GIVEN REQUEST:
Could you format the records below as a JSON list of strings, one string per line and no blank lines? Start at the first line of the records and stop after the line that contains "Bar: [197, 29, 231, 451]".

○ ○ ○ ○

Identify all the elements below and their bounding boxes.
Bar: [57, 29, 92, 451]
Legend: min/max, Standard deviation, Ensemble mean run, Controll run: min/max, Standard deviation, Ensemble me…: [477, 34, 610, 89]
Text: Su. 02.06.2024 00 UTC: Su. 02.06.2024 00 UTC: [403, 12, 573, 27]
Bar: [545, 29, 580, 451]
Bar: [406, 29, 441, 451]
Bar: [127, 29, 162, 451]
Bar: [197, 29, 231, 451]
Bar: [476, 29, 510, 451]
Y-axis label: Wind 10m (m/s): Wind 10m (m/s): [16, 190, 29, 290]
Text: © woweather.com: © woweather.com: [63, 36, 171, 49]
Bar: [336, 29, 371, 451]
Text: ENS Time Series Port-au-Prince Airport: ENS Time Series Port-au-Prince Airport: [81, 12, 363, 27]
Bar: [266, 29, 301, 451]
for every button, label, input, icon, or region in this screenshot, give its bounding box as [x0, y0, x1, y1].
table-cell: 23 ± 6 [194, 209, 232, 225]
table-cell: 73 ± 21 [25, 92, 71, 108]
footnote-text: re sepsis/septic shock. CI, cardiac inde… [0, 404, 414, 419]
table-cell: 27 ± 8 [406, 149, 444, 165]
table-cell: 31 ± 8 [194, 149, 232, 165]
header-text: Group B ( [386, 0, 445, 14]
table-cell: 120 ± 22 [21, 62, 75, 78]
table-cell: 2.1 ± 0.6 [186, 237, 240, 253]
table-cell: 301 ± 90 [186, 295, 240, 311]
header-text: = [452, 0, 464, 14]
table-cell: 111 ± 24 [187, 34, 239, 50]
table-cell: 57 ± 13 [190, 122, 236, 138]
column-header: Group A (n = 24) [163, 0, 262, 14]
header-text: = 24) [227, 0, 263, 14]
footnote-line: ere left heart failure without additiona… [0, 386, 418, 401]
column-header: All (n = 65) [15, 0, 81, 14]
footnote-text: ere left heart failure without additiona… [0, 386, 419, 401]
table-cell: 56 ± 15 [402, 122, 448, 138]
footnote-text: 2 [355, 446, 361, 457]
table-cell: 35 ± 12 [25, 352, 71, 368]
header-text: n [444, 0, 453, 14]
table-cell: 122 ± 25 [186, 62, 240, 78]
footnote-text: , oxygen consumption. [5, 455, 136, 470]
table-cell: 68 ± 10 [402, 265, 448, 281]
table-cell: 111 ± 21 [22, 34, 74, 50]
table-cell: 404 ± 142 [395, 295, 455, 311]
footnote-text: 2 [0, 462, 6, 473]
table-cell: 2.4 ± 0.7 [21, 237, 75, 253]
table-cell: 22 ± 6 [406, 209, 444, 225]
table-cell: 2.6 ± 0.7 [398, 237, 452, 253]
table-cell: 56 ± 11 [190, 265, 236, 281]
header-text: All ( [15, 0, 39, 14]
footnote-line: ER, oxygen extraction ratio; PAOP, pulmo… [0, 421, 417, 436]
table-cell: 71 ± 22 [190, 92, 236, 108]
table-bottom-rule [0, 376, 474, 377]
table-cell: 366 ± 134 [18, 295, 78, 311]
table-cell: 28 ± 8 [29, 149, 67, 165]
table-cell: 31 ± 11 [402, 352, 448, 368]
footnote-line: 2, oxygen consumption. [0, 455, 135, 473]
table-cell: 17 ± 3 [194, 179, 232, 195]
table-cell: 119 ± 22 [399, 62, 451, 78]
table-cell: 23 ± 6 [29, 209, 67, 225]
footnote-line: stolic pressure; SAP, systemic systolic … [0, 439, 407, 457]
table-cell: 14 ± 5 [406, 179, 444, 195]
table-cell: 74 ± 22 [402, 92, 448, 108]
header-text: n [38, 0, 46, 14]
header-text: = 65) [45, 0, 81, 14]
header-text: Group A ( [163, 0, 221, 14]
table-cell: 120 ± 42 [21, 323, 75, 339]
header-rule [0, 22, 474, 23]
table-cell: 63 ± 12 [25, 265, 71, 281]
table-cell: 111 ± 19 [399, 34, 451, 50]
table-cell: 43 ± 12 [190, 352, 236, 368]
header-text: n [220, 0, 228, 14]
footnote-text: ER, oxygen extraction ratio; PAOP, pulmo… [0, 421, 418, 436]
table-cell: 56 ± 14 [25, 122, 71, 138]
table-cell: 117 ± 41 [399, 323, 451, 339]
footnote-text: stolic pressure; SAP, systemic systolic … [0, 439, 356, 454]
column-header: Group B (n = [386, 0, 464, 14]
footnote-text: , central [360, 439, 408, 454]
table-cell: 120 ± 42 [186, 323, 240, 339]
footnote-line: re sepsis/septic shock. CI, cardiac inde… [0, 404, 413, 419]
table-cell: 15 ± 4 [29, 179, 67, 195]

○ ○ ○ ○

OUTPUT:
[
  "Identify all the elements below and their bounding boxes.",
  "Bar: [57, 29, 92, 451]",
  "Legend: min/max, Standard deviation, Ensemble mean run, Controll run: min/max, Standard deviation, Ensemble me…: [477, 34, 610, 89]",
  "Text: Su. 02.06.2024 00 UTC: Su. 02.06.2024 00 UTC: [403, 12, 573, 27]",
  "Bar: [545, 29, 580, 451]",
  "Bar: [406, 29, 441, 451]",
  "Bar: [127, 29, 162, 451]",
  "Bar: [197, 29, 231, 451]"
]